Stored items
================================

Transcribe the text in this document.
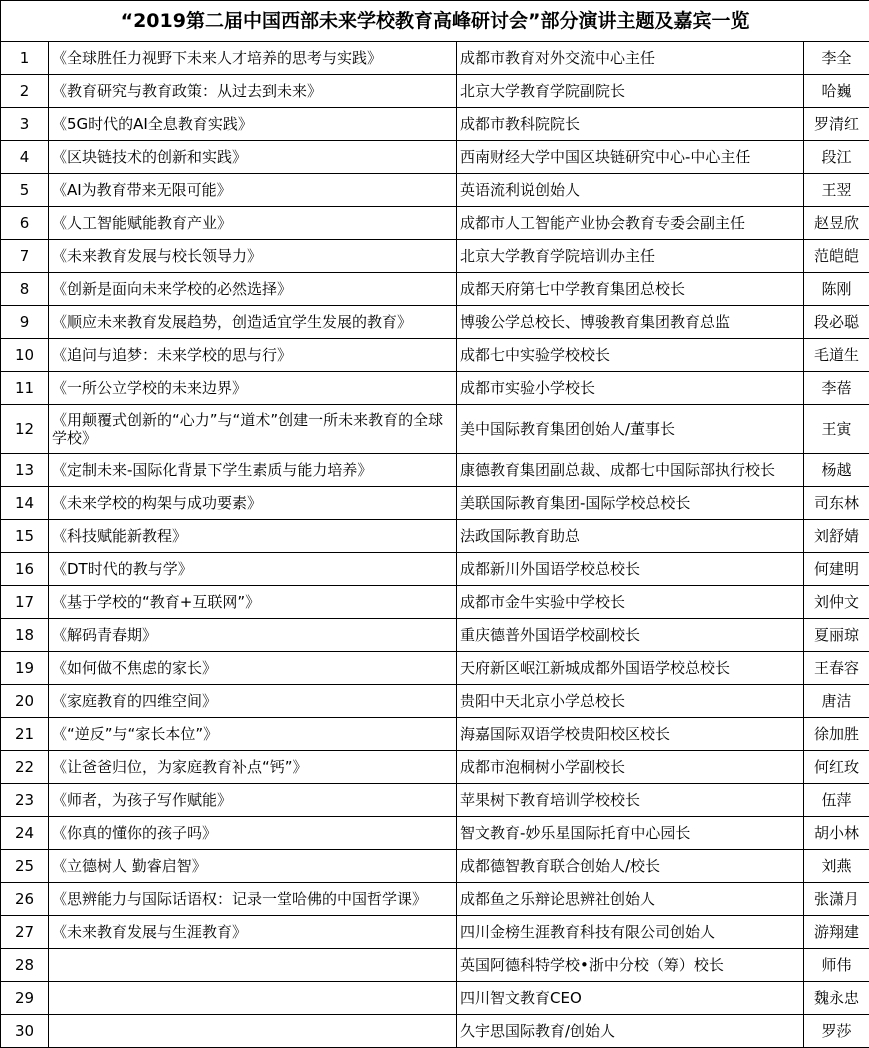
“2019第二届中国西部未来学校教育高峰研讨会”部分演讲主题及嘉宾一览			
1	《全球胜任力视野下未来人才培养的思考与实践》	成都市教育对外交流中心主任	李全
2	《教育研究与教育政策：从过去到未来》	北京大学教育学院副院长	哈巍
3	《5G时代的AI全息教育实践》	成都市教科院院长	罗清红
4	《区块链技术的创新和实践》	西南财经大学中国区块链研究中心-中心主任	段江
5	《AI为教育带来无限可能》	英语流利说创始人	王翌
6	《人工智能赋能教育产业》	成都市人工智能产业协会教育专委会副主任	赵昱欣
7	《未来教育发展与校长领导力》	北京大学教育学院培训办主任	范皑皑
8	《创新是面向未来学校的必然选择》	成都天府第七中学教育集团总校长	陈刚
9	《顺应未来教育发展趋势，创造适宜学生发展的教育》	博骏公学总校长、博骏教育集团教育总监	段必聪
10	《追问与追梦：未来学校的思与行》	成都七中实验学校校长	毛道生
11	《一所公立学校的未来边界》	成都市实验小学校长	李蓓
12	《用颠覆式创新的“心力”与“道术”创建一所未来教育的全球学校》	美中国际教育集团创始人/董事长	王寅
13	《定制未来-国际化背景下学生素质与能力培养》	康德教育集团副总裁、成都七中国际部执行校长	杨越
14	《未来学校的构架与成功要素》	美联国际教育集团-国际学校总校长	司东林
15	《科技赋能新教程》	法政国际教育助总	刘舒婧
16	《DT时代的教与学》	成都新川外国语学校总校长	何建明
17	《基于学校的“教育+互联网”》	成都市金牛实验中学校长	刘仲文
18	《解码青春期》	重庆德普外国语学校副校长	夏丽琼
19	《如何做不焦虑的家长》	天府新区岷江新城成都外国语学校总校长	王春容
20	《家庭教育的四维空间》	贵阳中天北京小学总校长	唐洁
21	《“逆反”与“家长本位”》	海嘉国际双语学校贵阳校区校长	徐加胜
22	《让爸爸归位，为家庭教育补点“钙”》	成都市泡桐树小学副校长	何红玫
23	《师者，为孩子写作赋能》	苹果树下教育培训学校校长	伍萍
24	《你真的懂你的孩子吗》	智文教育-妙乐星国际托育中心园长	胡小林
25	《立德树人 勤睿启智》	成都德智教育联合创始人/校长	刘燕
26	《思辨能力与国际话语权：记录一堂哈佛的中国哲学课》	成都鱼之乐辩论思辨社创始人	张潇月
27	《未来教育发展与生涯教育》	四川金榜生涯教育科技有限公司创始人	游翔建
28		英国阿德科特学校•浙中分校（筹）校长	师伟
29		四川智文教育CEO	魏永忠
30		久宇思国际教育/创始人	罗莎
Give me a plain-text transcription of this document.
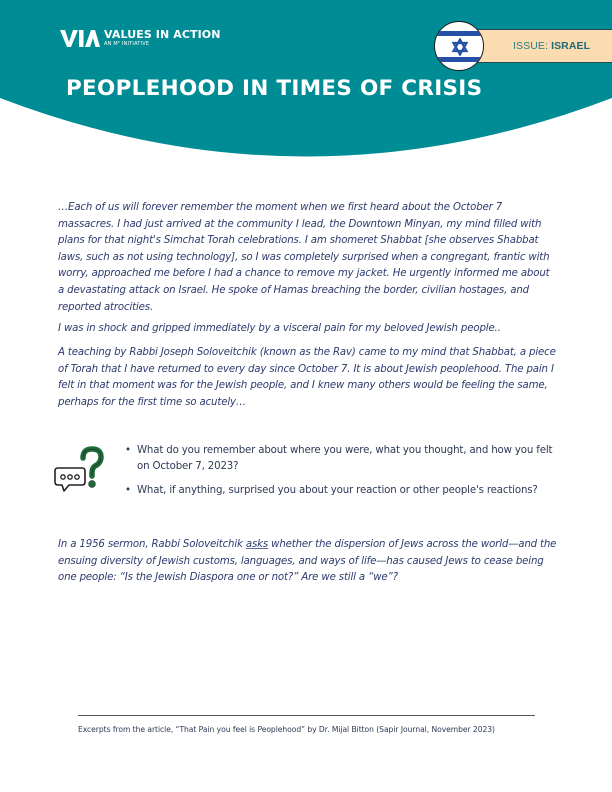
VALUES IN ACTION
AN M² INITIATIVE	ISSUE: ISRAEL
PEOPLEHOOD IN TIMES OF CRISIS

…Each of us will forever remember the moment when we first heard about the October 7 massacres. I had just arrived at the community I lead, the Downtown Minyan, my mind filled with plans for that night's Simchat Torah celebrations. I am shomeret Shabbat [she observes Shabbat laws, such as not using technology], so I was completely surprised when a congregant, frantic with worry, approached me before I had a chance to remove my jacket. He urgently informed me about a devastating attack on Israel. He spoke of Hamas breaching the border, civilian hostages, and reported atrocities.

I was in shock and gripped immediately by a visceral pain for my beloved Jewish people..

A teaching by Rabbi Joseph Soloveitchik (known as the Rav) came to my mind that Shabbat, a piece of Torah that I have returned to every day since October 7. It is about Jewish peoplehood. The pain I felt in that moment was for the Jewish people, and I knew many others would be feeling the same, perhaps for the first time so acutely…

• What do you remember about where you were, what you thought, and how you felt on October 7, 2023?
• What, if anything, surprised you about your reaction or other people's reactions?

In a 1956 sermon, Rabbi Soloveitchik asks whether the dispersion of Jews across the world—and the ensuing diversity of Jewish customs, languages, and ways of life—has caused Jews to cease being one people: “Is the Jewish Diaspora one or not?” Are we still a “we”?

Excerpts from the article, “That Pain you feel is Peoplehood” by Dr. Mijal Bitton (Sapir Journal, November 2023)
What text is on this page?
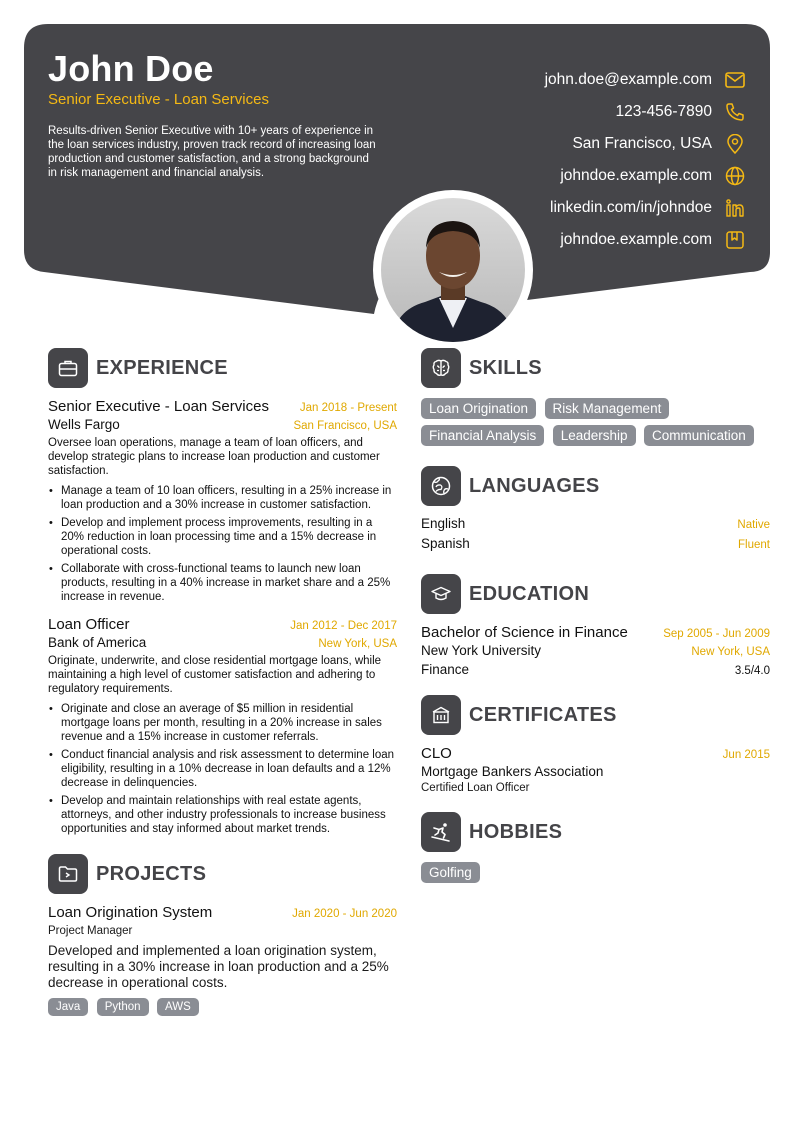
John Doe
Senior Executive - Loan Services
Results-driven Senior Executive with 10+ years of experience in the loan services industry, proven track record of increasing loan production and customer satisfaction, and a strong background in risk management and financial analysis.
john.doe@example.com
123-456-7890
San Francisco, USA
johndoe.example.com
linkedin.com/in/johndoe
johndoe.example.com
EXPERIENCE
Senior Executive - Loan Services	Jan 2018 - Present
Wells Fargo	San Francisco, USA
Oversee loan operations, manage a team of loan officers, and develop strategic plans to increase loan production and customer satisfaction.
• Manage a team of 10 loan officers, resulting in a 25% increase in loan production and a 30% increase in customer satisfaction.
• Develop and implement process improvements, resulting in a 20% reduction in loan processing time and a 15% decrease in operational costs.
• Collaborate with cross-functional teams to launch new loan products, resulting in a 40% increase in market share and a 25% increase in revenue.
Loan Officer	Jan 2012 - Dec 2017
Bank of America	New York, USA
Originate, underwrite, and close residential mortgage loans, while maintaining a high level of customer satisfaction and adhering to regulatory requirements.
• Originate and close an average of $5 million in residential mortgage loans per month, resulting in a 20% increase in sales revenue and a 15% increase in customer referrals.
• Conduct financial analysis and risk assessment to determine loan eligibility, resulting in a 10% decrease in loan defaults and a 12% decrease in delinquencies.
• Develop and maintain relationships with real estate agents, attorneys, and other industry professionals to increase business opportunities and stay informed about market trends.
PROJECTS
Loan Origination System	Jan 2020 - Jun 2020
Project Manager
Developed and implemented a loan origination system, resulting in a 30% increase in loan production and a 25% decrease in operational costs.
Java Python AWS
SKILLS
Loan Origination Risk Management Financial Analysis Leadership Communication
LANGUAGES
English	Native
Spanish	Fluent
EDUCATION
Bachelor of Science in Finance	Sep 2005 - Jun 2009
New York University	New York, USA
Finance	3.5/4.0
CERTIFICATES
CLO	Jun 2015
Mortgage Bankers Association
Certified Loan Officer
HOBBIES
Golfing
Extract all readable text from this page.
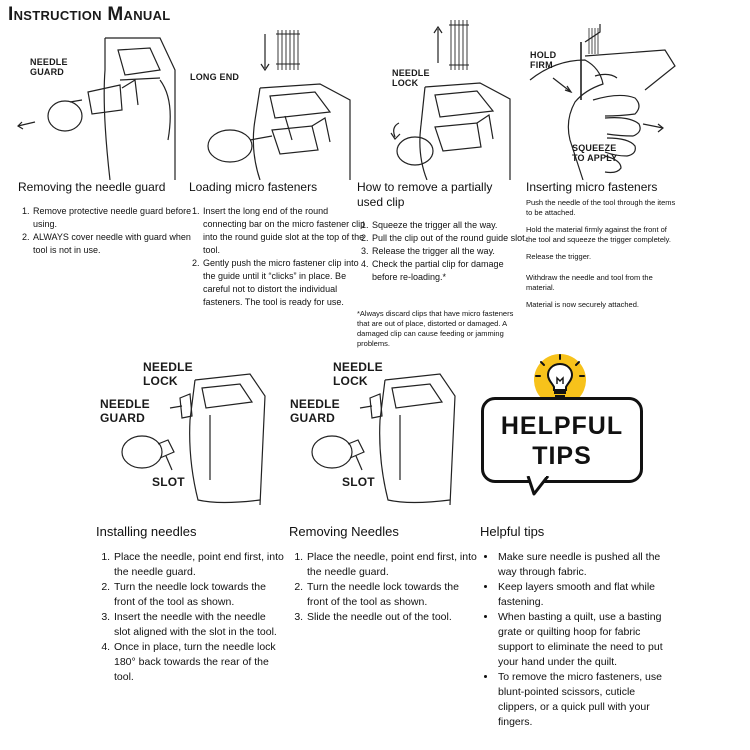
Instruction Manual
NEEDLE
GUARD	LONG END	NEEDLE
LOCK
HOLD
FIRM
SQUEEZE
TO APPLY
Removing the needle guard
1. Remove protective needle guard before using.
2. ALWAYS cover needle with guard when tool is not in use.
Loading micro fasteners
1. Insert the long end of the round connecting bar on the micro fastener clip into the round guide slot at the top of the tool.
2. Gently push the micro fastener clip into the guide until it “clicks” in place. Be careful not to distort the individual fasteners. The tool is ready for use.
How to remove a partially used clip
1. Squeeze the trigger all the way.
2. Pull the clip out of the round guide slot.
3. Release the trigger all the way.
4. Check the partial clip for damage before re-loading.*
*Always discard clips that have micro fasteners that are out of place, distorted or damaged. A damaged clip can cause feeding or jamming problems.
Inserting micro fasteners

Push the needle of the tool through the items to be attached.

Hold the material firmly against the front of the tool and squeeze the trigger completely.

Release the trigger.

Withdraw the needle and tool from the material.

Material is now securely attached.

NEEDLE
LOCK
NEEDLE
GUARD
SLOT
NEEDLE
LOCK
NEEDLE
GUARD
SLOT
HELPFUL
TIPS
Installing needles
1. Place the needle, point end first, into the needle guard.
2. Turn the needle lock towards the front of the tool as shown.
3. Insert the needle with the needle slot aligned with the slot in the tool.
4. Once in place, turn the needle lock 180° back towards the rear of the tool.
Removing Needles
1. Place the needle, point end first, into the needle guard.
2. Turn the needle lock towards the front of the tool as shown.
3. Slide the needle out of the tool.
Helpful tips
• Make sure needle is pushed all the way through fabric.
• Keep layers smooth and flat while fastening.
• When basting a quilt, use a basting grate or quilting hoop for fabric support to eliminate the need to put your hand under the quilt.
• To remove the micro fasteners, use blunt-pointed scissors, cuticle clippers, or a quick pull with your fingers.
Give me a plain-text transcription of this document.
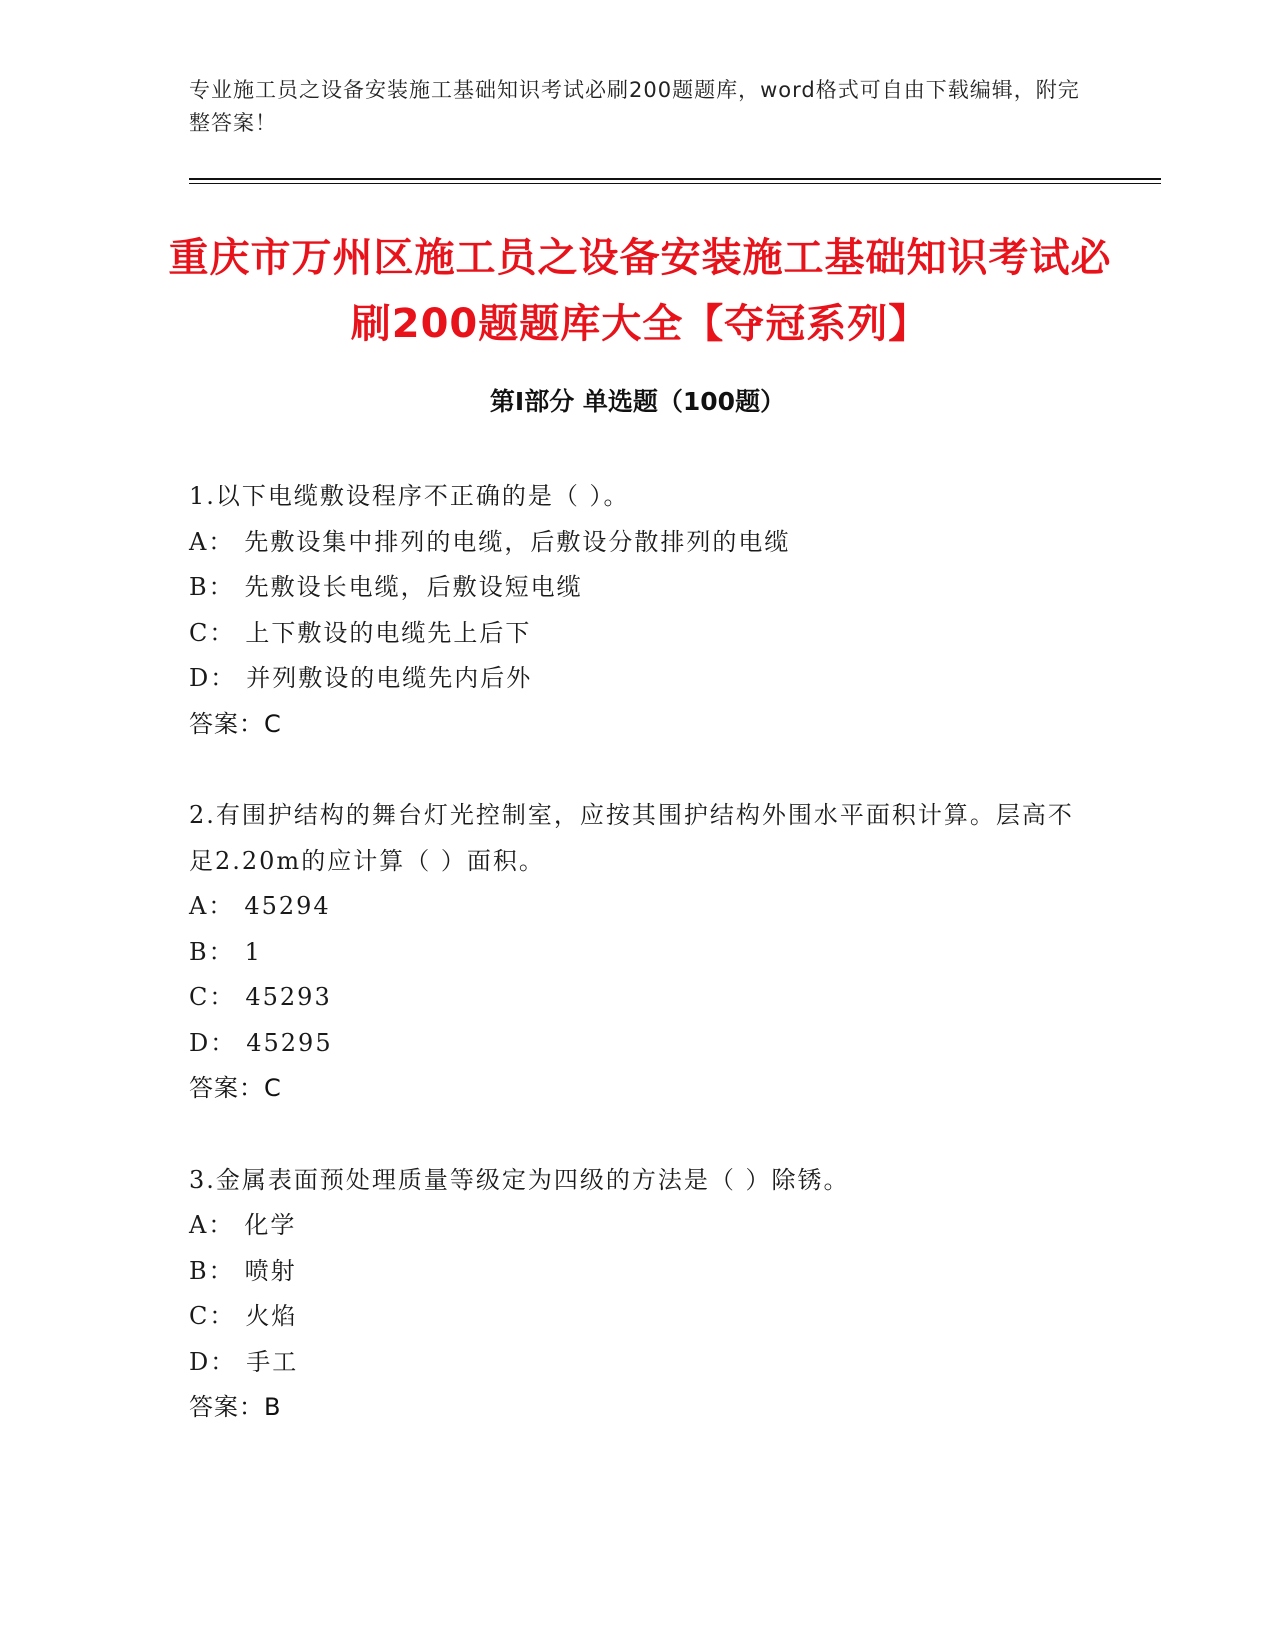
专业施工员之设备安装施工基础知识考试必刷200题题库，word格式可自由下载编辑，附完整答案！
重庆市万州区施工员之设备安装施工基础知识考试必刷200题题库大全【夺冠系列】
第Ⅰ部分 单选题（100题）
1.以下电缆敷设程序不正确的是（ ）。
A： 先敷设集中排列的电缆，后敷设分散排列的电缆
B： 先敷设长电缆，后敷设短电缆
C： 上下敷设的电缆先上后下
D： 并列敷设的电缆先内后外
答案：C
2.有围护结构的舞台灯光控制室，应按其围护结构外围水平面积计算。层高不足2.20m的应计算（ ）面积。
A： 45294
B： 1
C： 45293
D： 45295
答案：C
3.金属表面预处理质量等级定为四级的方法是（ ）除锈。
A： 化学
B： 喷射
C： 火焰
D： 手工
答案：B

================================

#### [Your objective]
Find every line that has "remember" in it, then return those lines.

#### [Answer to this task]
…Each of us will forever remember the moment when we first heard about the October 7 massacres. I had just arrived at the community I lead, the Downtown Minyan, my mind filled with plans for that night's Simchat Torah celebrations. I am shomeret Shabbat [she observes Shabbat laws, such as not using technology], so I was completely surprised when a congregant, frantic with worry, approached me before I had a chance to remove my jacket. He urgently informed me about a devastating attack on Israel. He spoke of Hamas breaching the border, civilian hostages, and reported atrocities.
• What do you remember about where you were, what you thought, and how you felt on October 7, 2023?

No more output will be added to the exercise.